Your task:
Output all lines exactly, with nothing added or dropped.

-*-*-

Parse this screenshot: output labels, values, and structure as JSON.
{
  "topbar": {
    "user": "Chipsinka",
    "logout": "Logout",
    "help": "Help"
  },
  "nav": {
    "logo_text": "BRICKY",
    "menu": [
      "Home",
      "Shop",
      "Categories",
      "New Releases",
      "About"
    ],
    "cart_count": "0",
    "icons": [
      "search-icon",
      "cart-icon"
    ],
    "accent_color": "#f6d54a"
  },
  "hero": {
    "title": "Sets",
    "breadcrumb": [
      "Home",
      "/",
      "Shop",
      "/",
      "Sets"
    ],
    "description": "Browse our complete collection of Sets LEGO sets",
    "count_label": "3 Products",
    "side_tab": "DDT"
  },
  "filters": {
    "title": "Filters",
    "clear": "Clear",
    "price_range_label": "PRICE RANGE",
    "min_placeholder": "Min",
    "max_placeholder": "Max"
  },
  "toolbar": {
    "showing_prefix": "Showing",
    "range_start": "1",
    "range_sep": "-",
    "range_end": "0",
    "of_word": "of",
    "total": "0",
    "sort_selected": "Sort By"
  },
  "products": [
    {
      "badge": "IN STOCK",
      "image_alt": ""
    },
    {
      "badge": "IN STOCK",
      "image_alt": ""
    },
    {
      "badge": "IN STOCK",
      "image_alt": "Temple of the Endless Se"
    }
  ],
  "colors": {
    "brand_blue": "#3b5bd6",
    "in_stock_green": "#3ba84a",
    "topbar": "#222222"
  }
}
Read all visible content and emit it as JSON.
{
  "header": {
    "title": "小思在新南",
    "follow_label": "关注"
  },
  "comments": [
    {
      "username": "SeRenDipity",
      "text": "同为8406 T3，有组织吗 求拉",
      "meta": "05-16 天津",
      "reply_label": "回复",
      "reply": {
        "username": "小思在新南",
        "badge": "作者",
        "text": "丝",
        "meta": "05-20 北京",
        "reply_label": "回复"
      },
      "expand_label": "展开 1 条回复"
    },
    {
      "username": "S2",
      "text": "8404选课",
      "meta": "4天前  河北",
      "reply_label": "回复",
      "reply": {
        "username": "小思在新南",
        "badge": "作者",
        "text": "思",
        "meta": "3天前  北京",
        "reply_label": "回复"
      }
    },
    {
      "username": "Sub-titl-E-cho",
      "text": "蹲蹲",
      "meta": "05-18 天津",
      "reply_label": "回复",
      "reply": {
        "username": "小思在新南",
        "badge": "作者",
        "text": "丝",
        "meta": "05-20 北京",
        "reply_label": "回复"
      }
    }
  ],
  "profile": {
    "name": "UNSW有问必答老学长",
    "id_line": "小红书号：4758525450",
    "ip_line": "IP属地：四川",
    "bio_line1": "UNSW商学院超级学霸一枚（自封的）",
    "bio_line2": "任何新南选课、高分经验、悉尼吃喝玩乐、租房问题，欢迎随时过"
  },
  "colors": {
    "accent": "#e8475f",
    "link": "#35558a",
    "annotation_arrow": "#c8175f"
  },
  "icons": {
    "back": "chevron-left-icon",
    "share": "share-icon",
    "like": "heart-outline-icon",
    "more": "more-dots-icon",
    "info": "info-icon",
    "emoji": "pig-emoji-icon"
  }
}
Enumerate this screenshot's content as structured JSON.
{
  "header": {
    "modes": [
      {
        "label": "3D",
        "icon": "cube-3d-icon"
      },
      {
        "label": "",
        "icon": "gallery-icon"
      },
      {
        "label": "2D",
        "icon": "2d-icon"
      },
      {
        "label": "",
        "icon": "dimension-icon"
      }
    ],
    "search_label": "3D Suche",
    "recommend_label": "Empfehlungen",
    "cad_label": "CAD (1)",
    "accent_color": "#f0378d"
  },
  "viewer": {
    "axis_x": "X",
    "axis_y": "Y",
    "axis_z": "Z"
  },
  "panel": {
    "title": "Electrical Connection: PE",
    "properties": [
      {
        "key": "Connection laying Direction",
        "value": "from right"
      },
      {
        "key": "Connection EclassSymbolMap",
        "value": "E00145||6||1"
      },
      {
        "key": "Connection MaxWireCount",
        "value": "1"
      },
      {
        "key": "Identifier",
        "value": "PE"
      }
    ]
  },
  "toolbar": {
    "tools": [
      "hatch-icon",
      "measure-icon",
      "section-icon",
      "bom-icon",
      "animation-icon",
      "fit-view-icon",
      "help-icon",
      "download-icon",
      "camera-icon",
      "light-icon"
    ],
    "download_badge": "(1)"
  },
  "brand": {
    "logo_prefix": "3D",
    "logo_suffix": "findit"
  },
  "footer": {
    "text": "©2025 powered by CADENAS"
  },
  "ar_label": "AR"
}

-*-*-

Problem solution:
Parse this screenshot: output labels, values, and structure as JSON.
{
  "topbar": {
    "user": "Chipsinka",
    "logout": "Logout",
    "help": "Help"
  },
  "nav": {
    "logo_text": "BRICKY",
    "menu": [
      "Home",
      "Shop",
      "Categories",
      "New Releases",
      "About"
    ],
    "cart_count": "0",
    "icons": [
      "search-icon",
      "cart-icon"
    ],
    "accent_color": "#f6d54a"
  },
  "hero": {
    "title": "Sets",
    "breadcrumb": [
      "Home",
      "/",
      "Shop",
      "/",
      "Sets"
    ],
    "description": "Browse our complete collection of Sets LEGO sets",
    "count_label": "3 Products",
    "side_tab": "DDT"
  },
  "filters": {
    "title": "Filters",
    "clear": "Clear",
    "price_range_label": "PRICE RANGE",
    "min_placeholder": "Min",
    "max_placeholder": "Max"
  },
  "toolbar": {
    "showing_prefix": "Showing",
    "range_start": "1",
    "range_sep": "-",
    "range_end": "0",
    "of_word": "of",
    "total": "0",
    "sort_selected": "Sort By"
  },
  "products": [
    {
      "badge": "IN STOCK",
      "image_alt": ""
    },
    {
      "badge": "IN STOCK",
      "image_alt": ""
    },
    {
      "badge": "IN STOCK",
      "image_alt": "Temple of the Endless Se"
    }
  ],
  "colors": {
    "brand_blue": "#3b5bd6",
    "in_stock_green": "#3ba84a",
    "topbar": "#222222"
  }
}
Read all visible content and emit it as JSON.
{
  "header": {
    "title": "小思在新南",
    "follow_label": "关注"
  },
  "comments": [
    {
      "username": "SeRenDipity",
      "text": "同为8406 T3，有组织吗 求拉",
      "meta": "05-16 天津",
      "reply_label": "回复",
      "reply": {
        "username": "小思在新南",
        "badge": "作者",
        "text": "丝",
        "meta": "05-20 北京",
        "reply_label": "回复"
      },
      "expand_label": "展开 1 条回复"
    },
    {
      "username": "S2",
      "text": "8404选课",
      "meta": "4天前  河北",
      "reply_label": "回复",
      "reply": {
        "username": "小思在新南",
        "badge": "作者",
        "text": "思",
        "meta": "3天前  北京",
        "reply_label": "回复"
      }
    },
    {
      "username": "Sub-titl-E-cho",
      "text": "蹲蹲",
      "meta": "05-18 天津",
      "reply_label": "回复",
      "reply": {
        "username": "小思在新南",
        "badge": "作者",
        "text": "丝",
        "meta": "05-20 北京",
        "reply_label": "回复"
      }
    }
  ],
  "profile": {
    "name": "UNSW有问必答老学长",
    "id_line": "小红书号：4758525450",
    "ip_line": "IP属地：四川",
    "bio_line1": "UNSW商学院超级学霸一枚（自封的）",
    "bio_line2": "任何新南选课、高分经验、悉尼吃喝玩乐、租房问题，欢迎随时过"
  },
  "colors": {
    "accent": "#e8475f",
    "link": "#35558a",
    "annotation_arrow": "#c8175f"
  },
  "icons": {
    "back": "chevron-left-icon",
    "share": "share-icon",
    "like": "heart-outline-icon",
    "more": "more-dots-icon",
    "info": "info-icon",
    "emoji": "pig-emoji-icon"
  }
}
Enumerate this screenshot's content as structured JSON.
{
  "header": {
    "modes": [
      {
        "label": "3D",
        "icon": "cube-3d-icon"
      },
      {
        "label": "",
        "icon": "gallery-icon"
      },
      {
        "label": "2D",
        "icon": "2d-icon"
      },
      {
        "label": "",
        "icon": "dimension-icon"
      }
    ],
    "search_label": "3D Suche",
    "recommend_label": "Empfehlungen",
    "cad_label": "CAD (1)",
    "accent_color": "#f0378d"
  },
  "viewer": {
    "axis_x": "X",
    "axis_y": "Y",
    "axis_z": "Z"
  },
  "panel": {
    "title": "Electrical Connection: PE",
    "properties": [
      {
        "key": "Connection laying Direction",
        "value": "from right"
      },
      {
        "key": "Connection EclassSymbolMap",
        "value": "E00145||6||1"
      },
      {
        "key": "Connection MaxWireCount",
        "value": "1"
      },
      {
        "key": "Identifier",
        "value": "PE"
      }
    ]
  },
  "toolbar": {
    "tools": [
      "hatch-icon",
      "measure-icon",
      "section-icon",
      "bom-icon",
      "animation-icon",
      "fit-view-icon",
      "help-icon",
      "download-icon",
      "camera-icon",
      "light-icon"
    ],
    "download_badge": "(1)"
  },
  "brand": {
    "logo_prefix": "3D",
    "logo_suffix": "findit"
  },
  "footer": {
    "text": "©2025 powered by CADENAS"
  },
  "ar_label": "AR"
}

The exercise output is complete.